---------- Dataset content

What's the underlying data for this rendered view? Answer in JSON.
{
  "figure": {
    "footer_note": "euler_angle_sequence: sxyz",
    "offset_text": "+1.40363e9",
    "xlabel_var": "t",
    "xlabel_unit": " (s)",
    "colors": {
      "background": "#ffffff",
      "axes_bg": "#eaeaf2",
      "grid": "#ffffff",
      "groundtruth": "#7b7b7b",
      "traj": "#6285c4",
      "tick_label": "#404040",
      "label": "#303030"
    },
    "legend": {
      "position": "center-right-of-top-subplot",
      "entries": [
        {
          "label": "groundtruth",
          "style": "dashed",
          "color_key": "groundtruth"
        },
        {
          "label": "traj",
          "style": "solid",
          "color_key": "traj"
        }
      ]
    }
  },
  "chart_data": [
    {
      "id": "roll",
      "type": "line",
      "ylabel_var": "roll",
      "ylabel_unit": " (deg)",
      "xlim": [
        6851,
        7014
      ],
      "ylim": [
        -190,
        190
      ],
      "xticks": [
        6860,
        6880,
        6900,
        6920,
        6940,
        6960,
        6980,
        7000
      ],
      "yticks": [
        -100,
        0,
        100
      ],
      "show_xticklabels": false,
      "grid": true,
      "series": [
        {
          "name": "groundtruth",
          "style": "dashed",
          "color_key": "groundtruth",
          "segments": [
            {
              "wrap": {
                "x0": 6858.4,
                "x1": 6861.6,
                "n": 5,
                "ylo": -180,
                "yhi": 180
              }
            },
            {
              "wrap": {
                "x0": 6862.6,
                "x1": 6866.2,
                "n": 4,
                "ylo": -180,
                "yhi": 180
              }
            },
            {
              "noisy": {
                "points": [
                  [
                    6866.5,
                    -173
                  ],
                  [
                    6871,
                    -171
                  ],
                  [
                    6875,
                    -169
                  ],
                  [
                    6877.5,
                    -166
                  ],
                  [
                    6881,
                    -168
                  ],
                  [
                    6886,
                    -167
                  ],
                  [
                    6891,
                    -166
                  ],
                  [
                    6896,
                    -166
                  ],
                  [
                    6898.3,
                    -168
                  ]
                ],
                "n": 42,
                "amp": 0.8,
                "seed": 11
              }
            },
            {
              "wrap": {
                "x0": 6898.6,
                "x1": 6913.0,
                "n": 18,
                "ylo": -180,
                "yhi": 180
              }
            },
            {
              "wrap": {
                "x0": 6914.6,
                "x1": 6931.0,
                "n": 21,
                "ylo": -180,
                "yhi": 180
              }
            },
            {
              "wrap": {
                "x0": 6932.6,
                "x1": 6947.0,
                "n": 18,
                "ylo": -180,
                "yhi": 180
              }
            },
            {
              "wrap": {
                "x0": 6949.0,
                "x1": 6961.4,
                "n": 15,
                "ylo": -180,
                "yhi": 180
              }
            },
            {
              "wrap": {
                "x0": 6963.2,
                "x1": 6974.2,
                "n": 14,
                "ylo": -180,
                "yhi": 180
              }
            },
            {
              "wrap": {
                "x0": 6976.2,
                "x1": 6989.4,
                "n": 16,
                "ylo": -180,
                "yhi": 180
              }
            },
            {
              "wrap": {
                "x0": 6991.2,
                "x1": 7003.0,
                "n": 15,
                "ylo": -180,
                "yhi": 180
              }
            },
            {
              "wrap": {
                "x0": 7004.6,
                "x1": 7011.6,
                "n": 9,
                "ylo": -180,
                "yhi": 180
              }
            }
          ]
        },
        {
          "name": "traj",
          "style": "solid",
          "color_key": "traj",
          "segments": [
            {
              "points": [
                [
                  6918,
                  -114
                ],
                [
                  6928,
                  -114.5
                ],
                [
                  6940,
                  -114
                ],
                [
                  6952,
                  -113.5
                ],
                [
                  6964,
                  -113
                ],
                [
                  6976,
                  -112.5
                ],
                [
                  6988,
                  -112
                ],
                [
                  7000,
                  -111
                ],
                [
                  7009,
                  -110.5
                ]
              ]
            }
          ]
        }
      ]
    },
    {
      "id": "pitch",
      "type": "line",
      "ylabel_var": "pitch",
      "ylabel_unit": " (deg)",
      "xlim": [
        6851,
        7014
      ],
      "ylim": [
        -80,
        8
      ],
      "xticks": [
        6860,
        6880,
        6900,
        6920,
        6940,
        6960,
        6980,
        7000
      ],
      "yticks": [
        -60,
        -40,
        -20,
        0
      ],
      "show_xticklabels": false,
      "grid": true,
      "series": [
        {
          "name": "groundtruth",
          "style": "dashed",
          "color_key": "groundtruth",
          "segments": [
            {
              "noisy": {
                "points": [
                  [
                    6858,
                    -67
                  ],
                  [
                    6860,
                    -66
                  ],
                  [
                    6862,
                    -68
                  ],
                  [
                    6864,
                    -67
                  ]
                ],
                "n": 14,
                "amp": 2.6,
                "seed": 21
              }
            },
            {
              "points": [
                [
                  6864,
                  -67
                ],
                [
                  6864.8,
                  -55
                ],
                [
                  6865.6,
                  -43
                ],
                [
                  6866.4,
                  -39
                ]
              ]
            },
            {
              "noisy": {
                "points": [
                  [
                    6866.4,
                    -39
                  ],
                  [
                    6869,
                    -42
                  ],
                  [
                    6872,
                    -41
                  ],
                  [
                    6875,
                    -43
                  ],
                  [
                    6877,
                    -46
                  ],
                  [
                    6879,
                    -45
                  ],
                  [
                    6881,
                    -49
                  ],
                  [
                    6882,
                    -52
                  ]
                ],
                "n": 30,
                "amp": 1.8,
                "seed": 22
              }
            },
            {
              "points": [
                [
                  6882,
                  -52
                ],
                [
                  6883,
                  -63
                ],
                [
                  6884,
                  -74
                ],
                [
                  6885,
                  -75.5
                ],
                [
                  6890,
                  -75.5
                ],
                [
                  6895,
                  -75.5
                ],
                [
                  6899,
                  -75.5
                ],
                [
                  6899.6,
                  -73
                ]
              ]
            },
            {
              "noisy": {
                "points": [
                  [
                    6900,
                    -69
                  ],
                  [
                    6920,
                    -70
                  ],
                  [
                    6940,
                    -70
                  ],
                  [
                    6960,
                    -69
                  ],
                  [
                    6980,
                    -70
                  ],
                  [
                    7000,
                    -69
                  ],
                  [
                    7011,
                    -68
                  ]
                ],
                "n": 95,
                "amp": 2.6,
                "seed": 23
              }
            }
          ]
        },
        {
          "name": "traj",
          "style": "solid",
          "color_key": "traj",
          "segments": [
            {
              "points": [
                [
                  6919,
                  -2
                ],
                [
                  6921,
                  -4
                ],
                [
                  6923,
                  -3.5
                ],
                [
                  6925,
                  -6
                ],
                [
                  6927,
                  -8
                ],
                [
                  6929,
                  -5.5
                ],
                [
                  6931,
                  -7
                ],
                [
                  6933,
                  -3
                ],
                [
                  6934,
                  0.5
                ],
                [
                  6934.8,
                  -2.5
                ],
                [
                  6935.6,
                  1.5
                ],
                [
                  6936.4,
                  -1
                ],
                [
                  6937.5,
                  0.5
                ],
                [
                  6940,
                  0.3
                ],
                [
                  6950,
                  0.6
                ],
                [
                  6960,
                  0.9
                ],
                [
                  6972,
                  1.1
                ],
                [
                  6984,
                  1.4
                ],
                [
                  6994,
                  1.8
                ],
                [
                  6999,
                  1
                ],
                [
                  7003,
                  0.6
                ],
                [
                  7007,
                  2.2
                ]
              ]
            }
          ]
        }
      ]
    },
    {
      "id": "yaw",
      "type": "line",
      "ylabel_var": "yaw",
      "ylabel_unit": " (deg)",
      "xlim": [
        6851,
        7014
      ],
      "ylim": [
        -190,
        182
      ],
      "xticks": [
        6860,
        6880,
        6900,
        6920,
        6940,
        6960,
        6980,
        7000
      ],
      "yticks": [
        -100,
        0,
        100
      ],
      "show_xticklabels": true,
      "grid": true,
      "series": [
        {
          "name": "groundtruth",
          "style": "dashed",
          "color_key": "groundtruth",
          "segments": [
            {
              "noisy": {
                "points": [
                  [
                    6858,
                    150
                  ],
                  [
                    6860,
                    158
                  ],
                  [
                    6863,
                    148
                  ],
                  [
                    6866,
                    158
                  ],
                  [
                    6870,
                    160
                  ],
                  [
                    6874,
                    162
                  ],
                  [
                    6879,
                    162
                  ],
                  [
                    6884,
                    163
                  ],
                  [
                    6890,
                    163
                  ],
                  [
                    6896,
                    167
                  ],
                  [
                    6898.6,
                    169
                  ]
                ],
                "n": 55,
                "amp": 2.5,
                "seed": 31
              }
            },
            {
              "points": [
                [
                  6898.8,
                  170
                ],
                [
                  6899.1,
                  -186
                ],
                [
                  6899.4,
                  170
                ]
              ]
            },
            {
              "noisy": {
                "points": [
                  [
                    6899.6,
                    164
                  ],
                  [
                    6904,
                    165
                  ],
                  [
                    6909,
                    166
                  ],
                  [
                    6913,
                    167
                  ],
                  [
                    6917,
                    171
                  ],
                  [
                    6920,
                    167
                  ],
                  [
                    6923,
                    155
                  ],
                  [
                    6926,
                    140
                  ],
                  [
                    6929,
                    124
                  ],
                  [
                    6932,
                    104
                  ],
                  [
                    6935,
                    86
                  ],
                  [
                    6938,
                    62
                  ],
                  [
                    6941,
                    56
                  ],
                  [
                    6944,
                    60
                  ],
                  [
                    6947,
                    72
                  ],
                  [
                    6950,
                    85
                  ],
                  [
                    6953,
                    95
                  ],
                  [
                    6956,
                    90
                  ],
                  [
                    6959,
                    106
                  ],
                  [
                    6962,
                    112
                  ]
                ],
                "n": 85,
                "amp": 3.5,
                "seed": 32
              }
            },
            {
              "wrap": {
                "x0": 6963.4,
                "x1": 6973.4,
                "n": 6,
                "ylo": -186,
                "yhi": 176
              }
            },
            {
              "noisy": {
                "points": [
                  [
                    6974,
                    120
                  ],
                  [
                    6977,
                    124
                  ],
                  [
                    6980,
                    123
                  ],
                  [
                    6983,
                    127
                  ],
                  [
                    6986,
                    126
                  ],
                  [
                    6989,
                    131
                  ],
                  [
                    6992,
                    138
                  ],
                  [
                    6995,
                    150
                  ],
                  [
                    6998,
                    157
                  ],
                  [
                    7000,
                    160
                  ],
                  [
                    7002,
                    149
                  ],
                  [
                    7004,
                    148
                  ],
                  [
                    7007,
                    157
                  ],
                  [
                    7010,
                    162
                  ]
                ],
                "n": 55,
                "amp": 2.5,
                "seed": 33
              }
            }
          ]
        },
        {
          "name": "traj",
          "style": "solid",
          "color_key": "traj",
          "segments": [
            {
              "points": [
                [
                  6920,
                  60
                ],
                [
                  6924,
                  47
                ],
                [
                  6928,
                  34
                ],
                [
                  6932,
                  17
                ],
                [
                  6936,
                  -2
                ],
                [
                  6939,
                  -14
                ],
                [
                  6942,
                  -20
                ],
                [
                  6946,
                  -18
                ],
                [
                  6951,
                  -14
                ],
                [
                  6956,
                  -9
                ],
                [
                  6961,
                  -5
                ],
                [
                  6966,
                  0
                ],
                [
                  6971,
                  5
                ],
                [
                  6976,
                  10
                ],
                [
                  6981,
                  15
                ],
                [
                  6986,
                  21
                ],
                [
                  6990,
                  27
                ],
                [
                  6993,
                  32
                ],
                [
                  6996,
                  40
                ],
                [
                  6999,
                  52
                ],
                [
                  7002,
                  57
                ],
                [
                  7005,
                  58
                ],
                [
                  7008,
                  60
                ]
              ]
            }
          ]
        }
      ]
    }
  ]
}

--------------------

**Problem requirements**
Read through the entries and copy each line in which "seed" appears.

**Solution below**
                "seed": 11
                "seed": 21
                "seed": 22
                "seed": 23
                "seed": 31
                "seed": 32
                "seed": 33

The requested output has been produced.